▶ **Exercise aim**: Each line of the listing that contains the word "الله" is to be copied.

▶ **The records**:

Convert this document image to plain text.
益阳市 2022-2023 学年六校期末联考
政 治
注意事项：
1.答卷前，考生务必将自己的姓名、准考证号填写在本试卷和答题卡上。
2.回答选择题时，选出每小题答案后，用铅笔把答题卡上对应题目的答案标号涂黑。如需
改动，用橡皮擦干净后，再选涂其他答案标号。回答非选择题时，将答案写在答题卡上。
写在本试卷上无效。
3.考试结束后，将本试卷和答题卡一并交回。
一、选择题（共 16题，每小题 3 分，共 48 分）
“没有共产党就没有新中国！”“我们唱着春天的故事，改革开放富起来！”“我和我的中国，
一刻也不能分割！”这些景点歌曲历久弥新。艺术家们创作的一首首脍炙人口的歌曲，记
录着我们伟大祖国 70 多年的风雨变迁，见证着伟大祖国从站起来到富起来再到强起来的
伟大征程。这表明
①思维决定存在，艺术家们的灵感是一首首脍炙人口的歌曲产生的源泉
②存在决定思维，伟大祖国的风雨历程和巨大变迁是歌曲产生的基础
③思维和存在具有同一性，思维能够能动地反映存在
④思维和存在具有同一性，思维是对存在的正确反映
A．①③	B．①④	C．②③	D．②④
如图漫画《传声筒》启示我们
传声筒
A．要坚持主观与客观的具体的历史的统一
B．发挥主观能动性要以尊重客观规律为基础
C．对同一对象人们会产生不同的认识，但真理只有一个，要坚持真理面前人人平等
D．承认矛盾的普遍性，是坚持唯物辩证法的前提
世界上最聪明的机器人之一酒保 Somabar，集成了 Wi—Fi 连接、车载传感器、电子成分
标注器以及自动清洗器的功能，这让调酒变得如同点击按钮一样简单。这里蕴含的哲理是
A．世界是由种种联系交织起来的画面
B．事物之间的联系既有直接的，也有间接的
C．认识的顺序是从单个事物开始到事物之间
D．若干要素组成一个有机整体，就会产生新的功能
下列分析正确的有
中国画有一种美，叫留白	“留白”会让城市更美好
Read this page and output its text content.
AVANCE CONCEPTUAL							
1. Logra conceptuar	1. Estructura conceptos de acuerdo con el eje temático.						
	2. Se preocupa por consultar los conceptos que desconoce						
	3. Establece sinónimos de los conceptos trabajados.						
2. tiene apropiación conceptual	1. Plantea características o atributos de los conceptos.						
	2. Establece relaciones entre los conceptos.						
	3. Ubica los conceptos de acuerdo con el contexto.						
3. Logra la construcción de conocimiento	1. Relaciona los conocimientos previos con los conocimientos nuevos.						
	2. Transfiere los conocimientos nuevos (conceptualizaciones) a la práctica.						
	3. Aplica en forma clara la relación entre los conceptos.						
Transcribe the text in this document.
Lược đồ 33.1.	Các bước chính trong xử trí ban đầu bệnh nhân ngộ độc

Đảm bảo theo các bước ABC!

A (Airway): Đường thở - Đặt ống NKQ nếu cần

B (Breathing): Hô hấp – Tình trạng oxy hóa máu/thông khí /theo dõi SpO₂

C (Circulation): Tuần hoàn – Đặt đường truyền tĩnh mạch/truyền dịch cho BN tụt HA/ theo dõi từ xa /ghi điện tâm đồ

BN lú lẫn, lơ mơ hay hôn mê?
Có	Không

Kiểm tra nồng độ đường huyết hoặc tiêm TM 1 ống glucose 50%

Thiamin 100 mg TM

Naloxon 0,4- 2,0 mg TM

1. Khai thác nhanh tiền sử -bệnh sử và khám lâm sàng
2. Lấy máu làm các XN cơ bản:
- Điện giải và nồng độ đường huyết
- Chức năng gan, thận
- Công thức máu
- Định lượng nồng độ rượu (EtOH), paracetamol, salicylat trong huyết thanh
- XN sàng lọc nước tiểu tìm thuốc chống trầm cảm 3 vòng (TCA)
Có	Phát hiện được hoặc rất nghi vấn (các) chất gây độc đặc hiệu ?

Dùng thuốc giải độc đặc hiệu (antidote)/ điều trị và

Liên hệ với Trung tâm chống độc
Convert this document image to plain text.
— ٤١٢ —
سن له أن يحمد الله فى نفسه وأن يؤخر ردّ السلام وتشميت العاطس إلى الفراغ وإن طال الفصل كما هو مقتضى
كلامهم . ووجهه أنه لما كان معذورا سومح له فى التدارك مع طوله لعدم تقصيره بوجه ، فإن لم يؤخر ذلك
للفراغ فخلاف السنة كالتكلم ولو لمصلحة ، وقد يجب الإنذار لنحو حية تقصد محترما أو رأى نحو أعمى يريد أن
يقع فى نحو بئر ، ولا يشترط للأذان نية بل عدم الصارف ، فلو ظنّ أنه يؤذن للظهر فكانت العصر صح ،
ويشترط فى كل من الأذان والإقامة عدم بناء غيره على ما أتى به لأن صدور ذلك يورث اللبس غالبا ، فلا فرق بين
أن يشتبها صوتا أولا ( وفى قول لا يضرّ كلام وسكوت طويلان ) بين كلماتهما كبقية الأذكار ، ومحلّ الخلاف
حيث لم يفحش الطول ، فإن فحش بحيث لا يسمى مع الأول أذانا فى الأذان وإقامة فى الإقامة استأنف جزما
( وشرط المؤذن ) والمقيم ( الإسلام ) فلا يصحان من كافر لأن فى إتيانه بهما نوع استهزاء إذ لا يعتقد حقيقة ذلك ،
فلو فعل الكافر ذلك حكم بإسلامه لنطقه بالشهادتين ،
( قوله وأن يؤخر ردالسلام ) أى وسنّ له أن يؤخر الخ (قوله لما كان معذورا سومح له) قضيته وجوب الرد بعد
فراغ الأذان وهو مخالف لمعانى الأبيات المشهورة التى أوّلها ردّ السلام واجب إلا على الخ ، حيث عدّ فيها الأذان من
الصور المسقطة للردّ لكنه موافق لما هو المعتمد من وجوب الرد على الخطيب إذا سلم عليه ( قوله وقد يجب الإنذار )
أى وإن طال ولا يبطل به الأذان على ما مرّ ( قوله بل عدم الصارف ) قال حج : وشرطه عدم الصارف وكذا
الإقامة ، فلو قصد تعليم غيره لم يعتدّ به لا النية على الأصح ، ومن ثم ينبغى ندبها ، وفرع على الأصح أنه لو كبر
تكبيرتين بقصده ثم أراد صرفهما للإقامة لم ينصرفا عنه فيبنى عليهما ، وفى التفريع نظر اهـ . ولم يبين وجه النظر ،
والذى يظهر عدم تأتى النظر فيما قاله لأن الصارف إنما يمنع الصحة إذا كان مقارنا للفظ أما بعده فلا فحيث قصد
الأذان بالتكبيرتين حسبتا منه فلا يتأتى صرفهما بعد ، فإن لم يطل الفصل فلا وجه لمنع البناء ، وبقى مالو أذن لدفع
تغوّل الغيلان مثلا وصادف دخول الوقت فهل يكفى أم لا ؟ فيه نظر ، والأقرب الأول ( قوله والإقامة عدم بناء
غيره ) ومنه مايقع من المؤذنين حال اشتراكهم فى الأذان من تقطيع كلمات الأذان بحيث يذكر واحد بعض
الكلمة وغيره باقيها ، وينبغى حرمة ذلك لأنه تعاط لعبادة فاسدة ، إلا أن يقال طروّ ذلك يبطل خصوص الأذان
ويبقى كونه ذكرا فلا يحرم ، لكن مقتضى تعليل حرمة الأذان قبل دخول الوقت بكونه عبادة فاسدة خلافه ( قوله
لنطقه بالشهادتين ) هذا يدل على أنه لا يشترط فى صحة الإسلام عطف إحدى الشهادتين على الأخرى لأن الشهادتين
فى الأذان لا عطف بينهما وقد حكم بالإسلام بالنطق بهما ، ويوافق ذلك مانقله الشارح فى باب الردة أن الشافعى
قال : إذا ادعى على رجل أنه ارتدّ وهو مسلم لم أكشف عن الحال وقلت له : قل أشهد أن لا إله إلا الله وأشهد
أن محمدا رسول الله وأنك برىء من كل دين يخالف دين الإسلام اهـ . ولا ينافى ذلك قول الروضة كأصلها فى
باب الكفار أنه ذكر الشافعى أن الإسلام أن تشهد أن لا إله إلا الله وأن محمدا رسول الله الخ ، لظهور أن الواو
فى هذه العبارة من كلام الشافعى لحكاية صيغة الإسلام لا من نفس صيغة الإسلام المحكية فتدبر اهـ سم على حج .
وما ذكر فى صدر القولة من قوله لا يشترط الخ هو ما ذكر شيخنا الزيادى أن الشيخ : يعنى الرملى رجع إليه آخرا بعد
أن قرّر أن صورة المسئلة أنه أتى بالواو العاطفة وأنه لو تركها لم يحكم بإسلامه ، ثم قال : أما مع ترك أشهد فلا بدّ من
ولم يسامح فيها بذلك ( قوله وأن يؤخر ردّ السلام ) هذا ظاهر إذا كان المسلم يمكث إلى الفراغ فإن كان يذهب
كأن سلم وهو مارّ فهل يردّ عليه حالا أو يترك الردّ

▶ **The output**:
سن له أن يحمد الله فى نفسه وأن يؤخر ردّ السلام وتشميت العاطس إلى الفراغ وإن طال الفصل كما هو مقتضى
قال : إذا ادعى على رجل أنه ارتدّ وهو مسلم لم أكشف عن الحال وقلت له : قل أشهد أن لا إله إلا الله وأشهد
أن محمدا رسول الله وأنك برىء من كل دين يخالف دين الإسلام اهـ . ولا ينافى ذلك قول الروضة كأصلها فى
باب الكفار أنه ذكر الشافعى أن الإسلام أن تشهد أن لا إله إلا الله وأن محمدا رسول الله الخ ، لظهور أن الواو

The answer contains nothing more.